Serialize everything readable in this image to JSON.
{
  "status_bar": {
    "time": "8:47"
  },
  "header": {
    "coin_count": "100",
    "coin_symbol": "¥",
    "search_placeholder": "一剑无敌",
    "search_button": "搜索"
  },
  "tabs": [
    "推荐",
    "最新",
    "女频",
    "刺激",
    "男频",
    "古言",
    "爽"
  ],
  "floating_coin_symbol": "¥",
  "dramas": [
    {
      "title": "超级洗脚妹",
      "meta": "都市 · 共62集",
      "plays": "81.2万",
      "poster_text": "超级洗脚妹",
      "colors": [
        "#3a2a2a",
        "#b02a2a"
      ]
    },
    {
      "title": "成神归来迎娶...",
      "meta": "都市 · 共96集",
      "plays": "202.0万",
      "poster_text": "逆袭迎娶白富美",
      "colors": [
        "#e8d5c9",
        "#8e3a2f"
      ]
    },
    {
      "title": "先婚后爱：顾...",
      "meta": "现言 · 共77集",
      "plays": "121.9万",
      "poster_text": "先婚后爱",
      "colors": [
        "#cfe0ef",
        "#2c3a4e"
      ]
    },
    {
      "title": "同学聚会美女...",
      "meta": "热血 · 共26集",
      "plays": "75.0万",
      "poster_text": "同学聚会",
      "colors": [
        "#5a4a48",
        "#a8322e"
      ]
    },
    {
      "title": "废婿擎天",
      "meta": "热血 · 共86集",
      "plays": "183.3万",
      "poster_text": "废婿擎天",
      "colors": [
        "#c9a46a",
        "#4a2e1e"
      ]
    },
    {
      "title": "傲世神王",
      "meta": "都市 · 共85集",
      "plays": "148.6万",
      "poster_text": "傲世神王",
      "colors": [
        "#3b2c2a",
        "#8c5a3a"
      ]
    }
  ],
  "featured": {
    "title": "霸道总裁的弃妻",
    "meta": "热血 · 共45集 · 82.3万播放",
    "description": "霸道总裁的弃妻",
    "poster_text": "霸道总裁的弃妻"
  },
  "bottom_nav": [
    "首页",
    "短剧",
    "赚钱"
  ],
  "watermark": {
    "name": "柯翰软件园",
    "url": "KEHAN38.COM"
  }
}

━━━

#### CHALLENGE:
Quote the data above in full, changing nothing.

#### OUTPUT BELOW:
Serialize everything readable in this image to JSON.
{
  "status_bar": {
    "time": "8:47"
  },
  "header": {
    "coin_count": "100",
    "coin_symbol": "¥",
    "search_placeholder": "一剑无敌",
    "search_button": "搜索"
  },
  "tabs": [
    "推荐",
    "最新",
    "女频",
    "刺激",
    "男频",
    "古言",
    "爽"
  ],
  "floating_coin_symbol": "¥",
  "dramas": [
    {
      "title": "超级洗脚妹",
      "meta": "都市 · 共62集",
      "plays": "81.2万",
      "poster_text": "超级洗脚妹",
      "colors": [
        "#3a2a2a",
        "#b02a2a"
      ]
    },
    {
      "title": "成神归来迎娶...",
      "meta": "都市 · 共96集",
      "plays": "202.0万",
      "poster_text": "逆袭迎娶白富美",
      "colors": [
        "#e8d5c9",
        "#8e3a2f"
      ]
    },
    {
      "title": "先婚后爱：顾...",
      "meta": "现言 · 共77集",
      "plays": "121.9万",
      "poster_text": "先婚后爱",
      "colors": [
        "#cfe0ef",
        "#2c3a4e"
      ]
    },
    {
      "title": "同学聚会美女...",
      "meta": "热血 · 共26集",
      "plays": "75.0万",
      "poster_text": "同学聚会",
      "colors": [
        "#5a4a48",
        "#a8322e"
      ]
    },
    {
      "title": "废婿擎天",
      "meta": "热血 · 共86集",
      "plays": "183.3万",
      "poster_text": "废婿擎天",
      "colors": [
        "#c9a46a",
        "#4a2e1e"
      ]
    },
    {
      "title": "傲世神王",
      "meta": "都市 · 共85集",
      "plays": "148.6万",
      "poster_text": "傲世神王",
      "colors": [
        "#3b2c2a",
        "#8c5a3a"
      ]
    }
  ],
  "featured": {
    "title": "霸道总裁的弃妻",
    "meta": "热血 · 共45集 · 82.3万播放",
    "description": "霸道总裁的弃妻",
    "poster_text": "霸道总裁的弃妻"
  },
  "bottom_nav": [
    "首页",
    "短剧",
    "赚钱"
  ],
  "watermark": {
    "name": "柯翰软件园",
    "url": "KEHAN38.COM"
  }
}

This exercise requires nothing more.